- Required task -
Pull every "name" line out of the data below.
— Begin Data listing —
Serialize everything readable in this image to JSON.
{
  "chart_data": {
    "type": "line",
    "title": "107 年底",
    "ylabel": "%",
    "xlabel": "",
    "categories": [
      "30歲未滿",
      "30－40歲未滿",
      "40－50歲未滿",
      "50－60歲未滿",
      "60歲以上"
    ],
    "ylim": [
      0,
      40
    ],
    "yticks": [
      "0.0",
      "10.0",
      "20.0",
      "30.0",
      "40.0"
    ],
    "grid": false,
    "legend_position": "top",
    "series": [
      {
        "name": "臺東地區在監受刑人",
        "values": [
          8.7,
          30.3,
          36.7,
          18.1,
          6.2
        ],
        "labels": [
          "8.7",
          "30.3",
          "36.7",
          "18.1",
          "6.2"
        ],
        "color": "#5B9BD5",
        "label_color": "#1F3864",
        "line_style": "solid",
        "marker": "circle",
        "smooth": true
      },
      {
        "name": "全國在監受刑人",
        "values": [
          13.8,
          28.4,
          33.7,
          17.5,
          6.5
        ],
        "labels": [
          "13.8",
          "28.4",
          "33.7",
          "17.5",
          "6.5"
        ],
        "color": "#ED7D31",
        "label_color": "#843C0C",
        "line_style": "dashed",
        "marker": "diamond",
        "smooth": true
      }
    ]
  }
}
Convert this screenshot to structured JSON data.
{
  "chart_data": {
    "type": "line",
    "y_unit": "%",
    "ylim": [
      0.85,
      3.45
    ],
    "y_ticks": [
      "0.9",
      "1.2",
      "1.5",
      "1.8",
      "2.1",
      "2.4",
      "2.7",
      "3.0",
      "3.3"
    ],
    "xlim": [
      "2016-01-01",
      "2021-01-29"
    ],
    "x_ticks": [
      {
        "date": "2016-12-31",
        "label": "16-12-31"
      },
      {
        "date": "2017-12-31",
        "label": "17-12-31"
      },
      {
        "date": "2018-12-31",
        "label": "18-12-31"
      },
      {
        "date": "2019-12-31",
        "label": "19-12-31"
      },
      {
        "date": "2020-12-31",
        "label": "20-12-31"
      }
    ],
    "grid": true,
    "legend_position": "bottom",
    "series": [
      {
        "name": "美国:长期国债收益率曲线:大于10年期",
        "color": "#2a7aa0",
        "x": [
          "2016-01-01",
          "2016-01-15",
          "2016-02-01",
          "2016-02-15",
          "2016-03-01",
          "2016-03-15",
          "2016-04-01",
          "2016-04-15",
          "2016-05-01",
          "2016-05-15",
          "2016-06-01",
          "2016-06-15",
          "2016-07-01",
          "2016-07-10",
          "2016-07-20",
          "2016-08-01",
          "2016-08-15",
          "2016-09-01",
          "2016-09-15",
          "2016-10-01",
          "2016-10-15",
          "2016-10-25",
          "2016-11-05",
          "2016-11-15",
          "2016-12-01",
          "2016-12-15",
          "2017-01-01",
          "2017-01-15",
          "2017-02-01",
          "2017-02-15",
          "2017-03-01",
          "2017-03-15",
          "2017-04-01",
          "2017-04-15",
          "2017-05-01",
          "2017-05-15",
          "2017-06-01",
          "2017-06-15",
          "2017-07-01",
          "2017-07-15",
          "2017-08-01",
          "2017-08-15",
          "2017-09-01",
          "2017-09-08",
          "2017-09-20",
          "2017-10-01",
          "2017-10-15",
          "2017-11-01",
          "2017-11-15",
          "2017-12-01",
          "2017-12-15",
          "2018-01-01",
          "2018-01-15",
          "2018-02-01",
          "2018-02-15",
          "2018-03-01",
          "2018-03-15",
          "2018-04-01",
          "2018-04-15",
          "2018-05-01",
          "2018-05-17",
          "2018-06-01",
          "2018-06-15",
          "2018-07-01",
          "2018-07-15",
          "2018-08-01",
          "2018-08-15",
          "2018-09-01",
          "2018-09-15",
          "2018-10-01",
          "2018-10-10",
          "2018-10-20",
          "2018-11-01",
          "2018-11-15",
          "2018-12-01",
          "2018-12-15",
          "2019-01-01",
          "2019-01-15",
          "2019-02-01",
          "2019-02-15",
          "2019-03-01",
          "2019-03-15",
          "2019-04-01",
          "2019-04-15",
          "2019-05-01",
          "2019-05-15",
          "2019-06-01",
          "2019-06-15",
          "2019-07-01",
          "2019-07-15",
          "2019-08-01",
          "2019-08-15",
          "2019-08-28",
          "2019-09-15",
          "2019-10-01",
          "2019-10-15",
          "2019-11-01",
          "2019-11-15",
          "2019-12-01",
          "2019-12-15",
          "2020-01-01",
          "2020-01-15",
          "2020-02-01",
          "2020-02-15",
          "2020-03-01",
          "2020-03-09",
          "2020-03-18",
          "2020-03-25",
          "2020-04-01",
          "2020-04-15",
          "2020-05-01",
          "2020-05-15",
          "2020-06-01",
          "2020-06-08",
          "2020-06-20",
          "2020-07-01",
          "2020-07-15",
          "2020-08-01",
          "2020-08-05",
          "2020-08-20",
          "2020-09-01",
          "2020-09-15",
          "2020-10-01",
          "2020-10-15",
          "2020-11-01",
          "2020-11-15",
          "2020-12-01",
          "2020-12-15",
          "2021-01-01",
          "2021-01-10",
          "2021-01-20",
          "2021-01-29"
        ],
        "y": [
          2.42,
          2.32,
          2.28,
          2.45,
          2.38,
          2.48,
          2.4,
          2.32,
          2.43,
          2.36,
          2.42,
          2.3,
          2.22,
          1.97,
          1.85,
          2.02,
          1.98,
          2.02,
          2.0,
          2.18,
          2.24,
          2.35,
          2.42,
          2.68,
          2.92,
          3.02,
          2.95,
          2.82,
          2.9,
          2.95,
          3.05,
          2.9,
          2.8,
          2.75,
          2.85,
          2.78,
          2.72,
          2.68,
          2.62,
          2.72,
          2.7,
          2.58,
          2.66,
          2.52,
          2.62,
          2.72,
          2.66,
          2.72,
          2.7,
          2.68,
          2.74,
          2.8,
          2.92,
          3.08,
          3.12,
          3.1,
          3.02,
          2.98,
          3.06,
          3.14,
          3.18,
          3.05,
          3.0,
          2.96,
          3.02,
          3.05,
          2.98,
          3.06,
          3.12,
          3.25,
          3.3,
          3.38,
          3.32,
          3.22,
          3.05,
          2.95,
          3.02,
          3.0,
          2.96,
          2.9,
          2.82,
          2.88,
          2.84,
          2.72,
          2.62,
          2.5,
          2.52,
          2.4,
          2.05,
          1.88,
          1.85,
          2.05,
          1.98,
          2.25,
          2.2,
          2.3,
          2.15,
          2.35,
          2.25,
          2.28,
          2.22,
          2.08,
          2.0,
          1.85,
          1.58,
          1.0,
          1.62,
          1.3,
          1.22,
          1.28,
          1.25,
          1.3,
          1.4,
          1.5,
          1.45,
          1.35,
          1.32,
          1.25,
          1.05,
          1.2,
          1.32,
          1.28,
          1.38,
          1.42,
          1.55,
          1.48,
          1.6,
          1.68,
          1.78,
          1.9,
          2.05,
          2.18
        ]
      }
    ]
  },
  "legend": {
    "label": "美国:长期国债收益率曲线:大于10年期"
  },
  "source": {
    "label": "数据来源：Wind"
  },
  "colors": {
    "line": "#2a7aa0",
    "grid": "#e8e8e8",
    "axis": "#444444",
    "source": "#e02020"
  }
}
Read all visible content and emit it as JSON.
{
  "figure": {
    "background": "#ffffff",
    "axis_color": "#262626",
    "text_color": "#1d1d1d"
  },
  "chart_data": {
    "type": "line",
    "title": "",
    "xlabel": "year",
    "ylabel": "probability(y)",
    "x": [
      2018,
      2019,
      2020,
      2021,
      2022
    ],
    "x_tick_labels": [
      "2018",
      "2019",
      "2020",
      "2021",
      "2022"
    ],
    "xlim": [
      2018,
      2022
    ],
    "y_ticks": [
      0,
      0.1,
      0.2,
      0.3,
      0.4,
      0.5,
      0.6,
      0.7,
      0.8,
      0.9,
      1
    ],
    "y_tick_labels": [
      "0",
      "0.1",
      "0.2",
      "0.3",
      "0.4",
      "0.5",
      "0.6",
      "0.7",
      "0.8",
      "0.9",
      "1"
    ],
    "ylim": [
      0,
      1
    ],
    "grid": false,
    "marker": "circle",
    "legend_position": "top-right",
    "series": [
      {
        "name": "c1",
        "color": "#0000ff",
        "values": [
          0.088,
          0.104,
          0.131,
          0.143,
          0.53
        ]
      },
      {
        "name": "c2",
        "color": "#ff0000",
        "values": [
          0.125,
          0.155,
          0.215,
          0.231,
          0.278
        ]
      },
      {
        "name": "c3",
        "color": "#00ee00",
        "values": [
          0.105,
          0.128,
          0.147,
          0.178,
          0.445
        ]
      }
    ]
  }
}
— End Data listing —
- Exercise output -
        "name": "臺東地區在監受刑人",
        "name": "全國在監受刑人",
        "name": "美国:长期国债收益率曲线:大于10年期",
        "name": "c1",
        "name": "c2",
        "name": "c3",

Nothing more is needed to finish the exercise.